Saved entries:
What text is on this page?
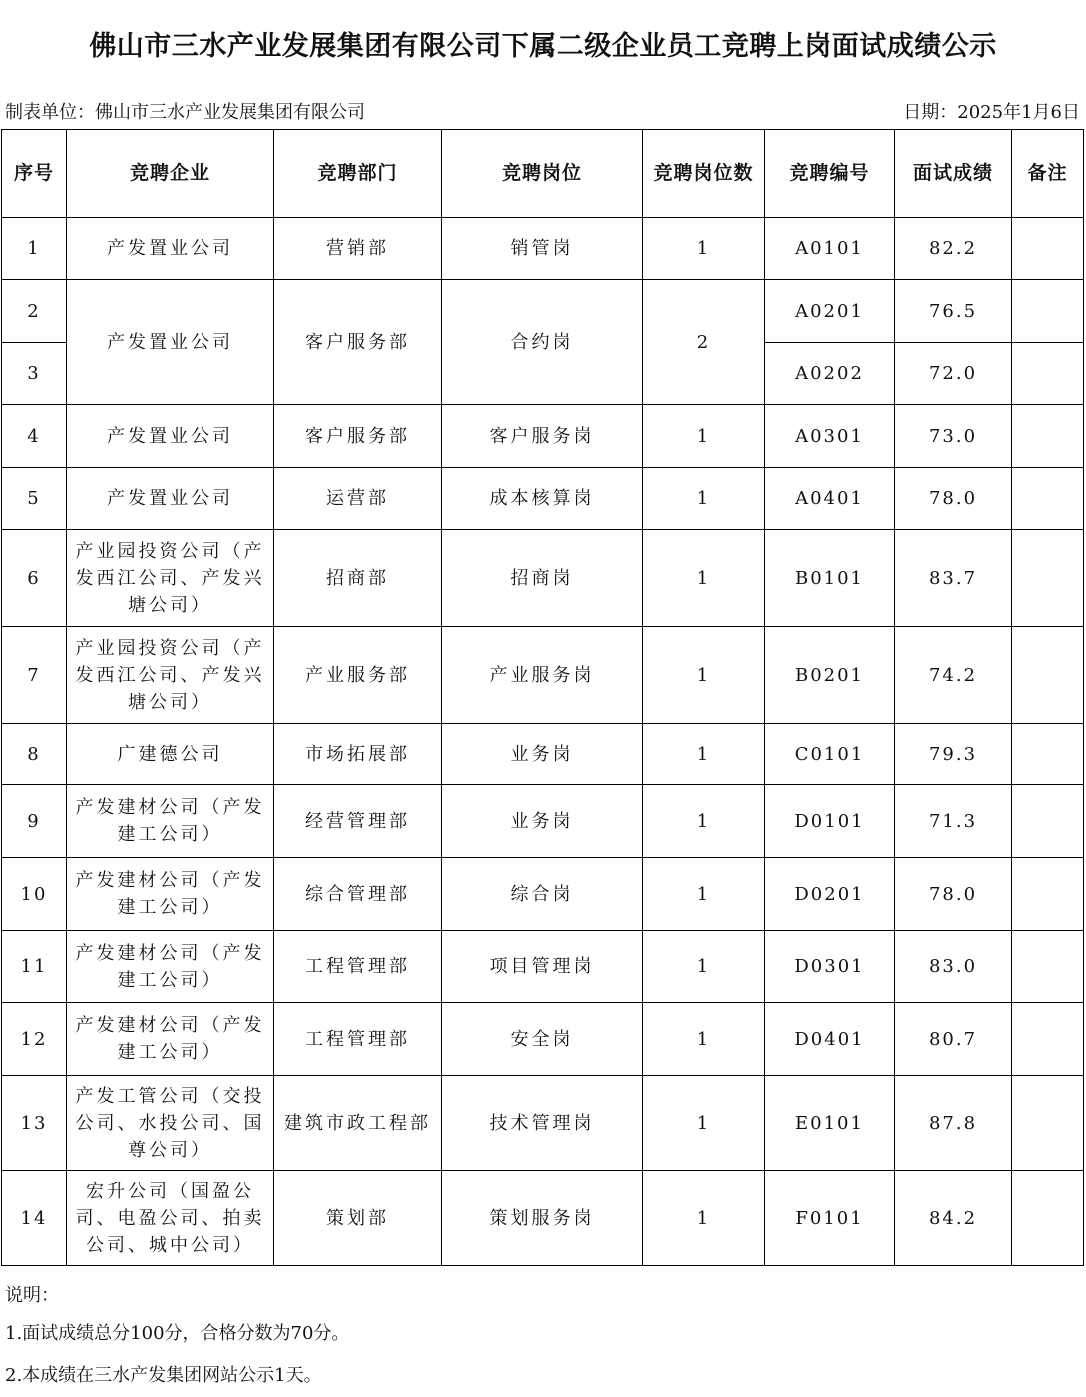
佛山市三水产业发展集团有限公司下属二级企业员工竞聘上岗面试成绩公示
制表单位：佛山市三水产业发展集团有限公司	日期：2025年1月6日
序号	竞聘企业	竞聘部门	竞聘岗位	竞聘岗位数	竞聘编号	面试成绩	备注
1	产发置业公司	营销部	销管岗	1	A0101	82.2	
2	产发置业公司	客户服务部	合约岗	2	A0201	76.5	
3					A0202	72.0	
4	产发置业公司	客户服务部	客户服务岗	1	A0301	73.0	
5	产发置业公司	运营部	成本核算岗	1	A0401	78.0	
6	产业园投资公司（产发西江公司、产发兴塘公司）	招商部	招商岗	1	B0101	83.7	
7	产业园投资公司（产发西江公司、产发兴塘公司）	产业服务部	产业服务岗	1	B0201	74.2	
8	广建德公司	市场拓展部	业务岗	1	C0101	79.3	
9	产发建材公司（产发建工公司）	经营管理部	业务岗	1	D0101	71.3	
10	产发建材公司（产发建工公司）	综合管理部	综合岗	1	D0201	78.0	
11	产发建材公司（产发建工公司）	工程管理部	项目管理岗	1	D0301	83.0	
12	产发建材公司（产发建工公司）	工程管理部	安全岗	1	D0401	80.7	
13	产发工管公司（交投公司、水投公司、国尊公司）	建筑市政工程部	技术管理岗	1	E0101	87.8	
14	宏升公司（国盈公司、电盈公司、拍卖公司、城中公司）	策划部	策划服务岗	1	F0101	84.2	
说明：
1.面试成绩总分100分，合格分数为70分。
2.本成绩在三水产发集团网站公示1天。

# What the task asks
Reproduce the entries above without change, omitting all pictures.

# The solution
What text is on this page?
佛山市三水产业发展集团有限公司下属二级企业员工竞聘上岗面试成绩公示
制表单位：佛山市三水产业发展集团有限公司	日期：2025年1月6日
序号	竞聘企业	竞聘部门	竞聘岗位	竞聘岗位数	竞聘编号	面试成绩	备注
1	产发置业公司	营销部	销管岗	1	A0101	82.2	
2	产发置业公司	客户服务部	合约岗	2	A0201	76.5	
3					A0202	72.0	
4	产发置业公司	客户服务部	客户服务岗	1	A0301	73.0	
5	产发置业公司	运营部	成本核算岗	1	A0401	78.0	
6	产业园投资公司（产发西江公司、产发兴塘公司）	招商部	招商岗	1	B0101	83.7	
7	产业园投资公司（产发西江公司、产发兴塘公司）	产业服务部	产业服务岗	1	B0201	74.2	
8	广建德公司	市场拓展部	业务岗	1	C0101	79.3	
9	产发建材公司（产发建工公司）	经营管理部	业务岗	1	D0101	71.3	
10	产发建材公司（产发建工公司）	综合管理部	综合岗	1	D0201	78.0	
11	产发建材公司（产发建工公司）	工程管理部	项目管理岗	1	D0301	83.0	
12	产发建材公司（产发建工公司）	工程管理部	安全岗	1	D0401	80.7	
13	产发工管公司（交投公司、水投公司、国尊公司）	建筑市政工程部	技术管理岗	1	E0101	87.8	
14	宏升公司（国盈公司、电盈公司、拍卖公司、城中公司）	策划部	策划服务岗	1	F0101	84.2	
说明：
1.面试成绩总分100分，合格分数为70分。
2.本成绩在三水产发集团网站公示1天。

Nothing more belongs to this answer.